Bounding box entries
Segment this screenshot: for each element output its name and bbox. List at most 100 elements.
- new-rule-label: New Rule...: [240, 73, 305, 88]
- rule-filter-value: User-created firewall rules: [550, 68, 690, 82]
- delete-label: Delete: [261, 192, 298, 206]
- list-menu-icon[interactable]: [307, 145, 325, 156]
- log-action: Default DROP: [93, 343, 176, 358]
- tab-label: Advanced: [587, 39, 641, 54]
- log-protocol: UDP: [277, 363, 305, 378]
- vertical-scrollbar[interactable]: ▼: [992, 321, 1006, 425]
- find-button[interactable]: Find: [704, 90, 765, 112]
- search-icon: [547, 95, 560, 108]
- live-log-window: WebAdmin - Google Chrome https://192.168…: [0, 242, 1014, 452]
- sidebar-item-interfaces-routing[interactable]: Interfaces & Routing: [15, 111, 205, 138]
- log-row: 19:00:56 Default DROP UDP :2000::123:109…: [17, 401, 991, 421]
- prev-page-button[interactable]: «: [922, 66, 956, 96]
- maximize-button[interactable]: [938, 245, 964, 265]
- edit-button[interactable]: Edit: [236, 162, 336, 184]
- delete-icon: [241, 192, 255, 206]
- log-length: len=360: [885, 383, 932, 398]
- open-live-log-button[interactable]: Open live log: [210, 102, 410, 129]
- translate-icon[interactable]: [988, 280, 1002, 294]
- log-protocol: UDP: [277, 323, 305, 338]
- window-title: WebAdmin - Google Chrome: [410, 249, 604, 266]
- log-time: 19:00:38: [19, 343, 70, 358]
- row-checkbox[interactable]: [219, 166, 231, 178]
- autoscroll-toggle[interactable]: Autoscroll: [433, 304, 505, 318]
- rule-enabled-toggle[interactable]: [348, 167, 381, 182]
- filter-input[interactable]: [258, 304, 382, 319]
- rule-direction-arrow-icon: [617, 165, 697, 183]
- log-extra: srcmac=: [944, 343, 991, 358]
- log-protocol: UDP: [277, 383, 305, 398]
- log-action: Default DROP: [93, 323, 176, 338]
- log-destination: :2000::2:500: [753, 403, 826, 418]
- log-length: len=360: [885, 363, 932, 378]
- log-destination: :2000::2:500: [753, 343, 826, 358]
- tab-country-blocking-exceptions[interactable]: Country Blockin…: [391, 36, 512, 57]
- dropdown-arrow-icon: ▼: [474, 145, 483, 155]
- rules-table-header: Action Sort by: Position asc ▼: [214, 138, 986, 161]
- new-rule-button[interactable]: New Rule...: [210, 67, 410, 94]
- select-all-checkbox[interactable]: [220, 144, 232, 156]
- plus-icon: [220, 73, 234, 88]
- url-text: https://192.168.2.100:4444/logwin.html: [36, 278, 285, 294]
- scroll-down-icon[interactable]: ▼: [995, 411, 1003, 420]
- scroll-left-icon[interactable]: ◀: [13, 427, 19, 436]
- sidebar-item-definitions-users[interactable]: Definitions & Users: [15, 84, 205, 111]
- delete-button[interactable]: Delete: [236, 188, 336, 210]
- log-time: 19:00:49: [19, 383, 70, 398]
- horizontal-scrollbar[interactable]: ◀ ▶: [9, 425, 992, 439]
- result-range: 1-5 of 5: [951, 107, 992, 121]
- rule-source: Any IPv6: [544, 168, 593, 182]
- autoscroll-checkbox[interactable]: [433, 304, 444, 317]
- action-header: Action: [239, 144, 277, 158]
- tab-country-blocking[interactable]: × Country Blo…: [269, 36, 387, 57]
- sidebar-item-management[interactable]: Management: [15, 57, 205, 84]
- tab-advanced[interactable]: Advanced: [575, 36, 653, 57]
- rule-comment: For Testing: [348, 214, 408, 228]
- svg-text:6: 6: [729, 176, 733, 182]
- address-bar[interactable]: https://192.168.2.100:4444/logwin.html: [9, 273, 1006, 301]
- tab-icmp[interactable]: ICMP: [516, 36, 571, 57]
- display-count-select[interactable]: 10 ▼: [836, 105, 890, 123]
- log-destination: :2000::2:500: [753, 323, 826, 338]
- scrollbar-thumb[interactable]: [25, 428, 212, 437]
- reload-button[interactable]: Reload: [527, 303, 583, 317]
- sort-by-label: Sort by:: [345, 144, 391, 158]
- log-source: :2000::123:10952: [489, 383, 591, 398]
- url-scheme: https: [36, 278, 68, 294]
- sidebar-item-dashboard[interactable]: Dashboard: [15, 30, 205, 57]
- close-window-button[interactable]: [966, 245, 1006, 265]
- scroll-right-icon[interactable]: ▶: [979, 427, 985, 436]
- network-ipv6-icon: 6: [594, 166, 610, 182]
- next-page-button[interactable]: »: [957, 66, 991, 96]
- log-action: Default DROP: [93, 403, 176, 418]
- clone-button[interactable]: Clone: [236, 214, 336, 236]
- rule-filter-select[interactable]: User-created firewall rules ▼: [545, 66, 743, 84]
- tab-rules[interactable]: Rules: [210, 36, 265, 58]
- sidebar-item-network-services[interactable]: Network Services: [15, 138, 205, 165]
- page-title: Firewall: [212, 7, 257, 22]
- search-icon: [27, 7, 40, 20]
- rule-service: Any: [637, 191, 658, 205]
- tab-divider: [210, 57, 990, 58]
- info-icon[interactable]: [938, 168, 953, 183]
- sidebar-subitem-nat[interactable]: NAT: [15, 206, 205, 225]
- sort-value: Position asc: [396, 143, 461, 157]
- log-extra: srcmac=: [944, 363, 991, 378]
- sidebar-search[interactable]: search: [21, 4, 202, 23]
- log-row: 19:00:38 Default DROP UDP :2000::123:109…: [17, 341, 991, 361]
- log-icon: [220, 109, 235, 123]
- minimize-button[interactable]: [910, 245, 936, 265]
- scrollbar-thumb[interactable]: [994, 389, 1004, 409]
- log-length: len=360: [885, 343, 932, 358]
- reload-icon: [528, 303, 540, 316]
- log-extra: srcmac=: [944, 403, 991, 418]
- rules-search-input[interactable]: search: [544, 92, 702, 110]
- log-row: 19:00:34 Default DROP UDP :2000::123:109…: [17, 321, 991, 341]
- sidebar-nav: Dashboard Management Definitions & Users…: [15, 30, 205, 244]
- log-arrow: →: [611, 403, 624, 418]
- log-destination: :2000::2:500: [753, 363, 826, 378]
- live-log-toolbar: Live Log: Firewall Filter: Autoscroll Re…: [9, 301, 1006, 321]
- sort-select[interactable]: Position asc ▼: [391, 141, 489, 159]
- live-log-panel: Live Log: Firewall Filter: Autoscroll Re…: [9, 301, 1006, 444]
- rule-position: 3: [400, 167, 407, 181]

__Direction__
Please turn the entries into a numbered list, starting at their first line and stopping after the line that contains "- new-rule-button[interactable]: New". Leave out any blank lines.

__Solution for this problem__
1. Segment this screenshot: for each element output its name and bbox. List at most 100 elements.
2. - new-rule-label: New Rule...: [240, 73, 305, 88]
3. - rule-filter-value: User-created firewall rules: [550, 68, 690, 82]
4. - delete-label: Delete: [261, 192, 298, 206]
5. - list-menu-icon[interactable]: [307, 145, 325, 156]
6. - log-action: Default DROP: [93, 343, 176, 358]
7. - tab-label: Advanced: [587, 39, 641, 54]
8. - log-protocol: UDP: [277, 363, 305, 378]
9. - vertical-scrollbar[interactable]: ▼: [992, 321, 1006, 425]
10. - find-button[interactable]: Find: [704, 90, 765, 112]
11. - search-icon: [547, 95, 560, 108]
12. - live-log-window: WebAdmin - Google Chrome https://192.168…: [0, 242, 1014, 452]
13. - sidebar-item-interfaces-routing[interactable]: Interfaces & Routing: [15, 111, 205, 138]
14. - log-row: 19:00:56 Default DROP UDP :2000::123:109…: [17, 401, 991, 421]
15. - prev-page-button[interactable]: «: [922, 66, 956, 96]
16. - maximize-button[interactable]: [938, 245, 964, 265]
17. - edit-button[interactable]: Edit: [236, 162, 336, 184]
18. - delete-icon: [241, 192, 255, 206]
19. - log-length: len=360: [885, 383, 932, 398]
20. - open-live-log-button[interactable]: Open live log: [210, 102, 410, 129]
21. - translate-icon[interactable]: [988, 280, 1002, 294]
22. - log-protocol: UDP: [277, 323, 305, 338]
23. - window-title: WebAdmin - Google Chrome: [410, 249, 604, 266]
24. - log-time: 19:00:38: [19, 343, 70, 358]
25. - row-checkbox[interactable]: [219, 166, 231, 178]
26. - autoscroll-toggle[interactable]: Autoscroll: [433, 304, 505, 318]
27. - rule-enabled-toggle[interactable]: [348, 167, 381, 182]
28. - filter-input[interactable]: [258, 304, 382, 319]
29. - rule-direction-arrow-icon: [617, 165, 697, 183]
30. - log-extra: srcmac=: [944, 343, 991, 358]
31. - log-protocol: UDP: [277, 383, 305, 398]
32. - log-action: Default DROP: [93, 323, 176, 338]
33. - log-destination: :2000::2:500: [753, 403, 826, 418]
34. - log-length: len=360: [885, 363, 932, 378]
35. - log-destination: :2000::2:500: [753, 343, 826, 358]
36. - tab-country-blocking-exceptions[interactable]: Country Blockin…: [391, 36, 512, 57]
37. - dropdown-arrow-icon: ▼: [474, 145, 483, 155]
38. - rules-table-header: Action Sort by: Position asc ▼: [214, 138, 986, 161]
39. - new-rule-button[interactable]: New Rule...: [210, 67, 410, 94]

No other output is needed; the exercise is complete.